◆ RECORDS TO PROCESS ◆
○ ○ ○ ○ ○ ○ ○
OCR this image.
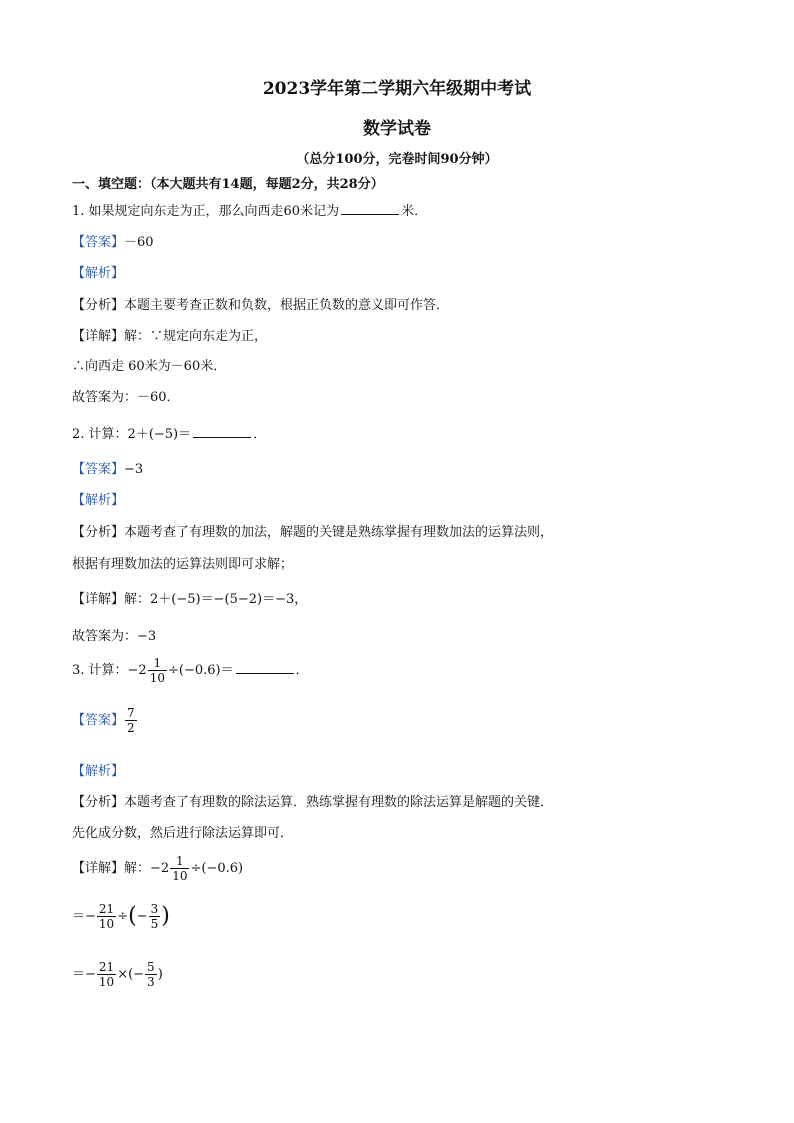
2023学年第二学期六年级期中考试
数学试卷
（总分100分，完卷时间90分钟）
一、填空题：（本大题共有14题，每题2分，共28分）
1. 如果规定向东走为正，那么向西走60米记为	米．
【答案】－60
【解析】
【分析】本题主要考查正数和负数，根据正负数的意义即可作答．
【详解】解：∵规定向东走为正，
∴向西走 60米为－60米．
故答案为：－60．
2. 计算：2＋(−5)＝	．
【答案】−3
【解析】
【分析】本题考查了有理数的加法，解题的关键是熟练掌握有理数加法的运算法则，
根据有理数加法的运算法则即可求解；
【详解】解：2＋(−5)＝−(5−2)＝−3，
故答案为：−3
3. 计算：$-2 \frac{1}{10} \div(-0.6)=$	．
【答案】 $\frac{7}{2}$
【解析】
【分析】本题考查了有理数的除法运算．熟练掌握有理数的除法运算是解题的关键．
先化成分数，然后进行除法运算即可．
【详解】解：$-2 \frac{1}{10} \div(-0.6)$
＝− $\frac{21}{10}$ ÷(− $\frac{3}{5}$ )
＝− $\frac{21}{10}$ ×(− $\frac{5}{3}$ )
○ ○ ○ ○ ○ ○ ○
◆ STATED EXERCISE ◆
Lines that hold "frac" are the ones to copy; find all of them.

◆ TASK OUTPUT ◆
3. 计算：$-2 \frac{1}{10} \div(-0.6)=$	．
【答案】 $\frac{7}{2}$
【详解】解：$-2 \frac{1}{10} \div(-0.6)$
＝− $\frac{21}{10}$ ÷(− $\frac{3}{5}$ )
＝− $\frac{21}{10}$ ×(− $\frac{5}{3}$ )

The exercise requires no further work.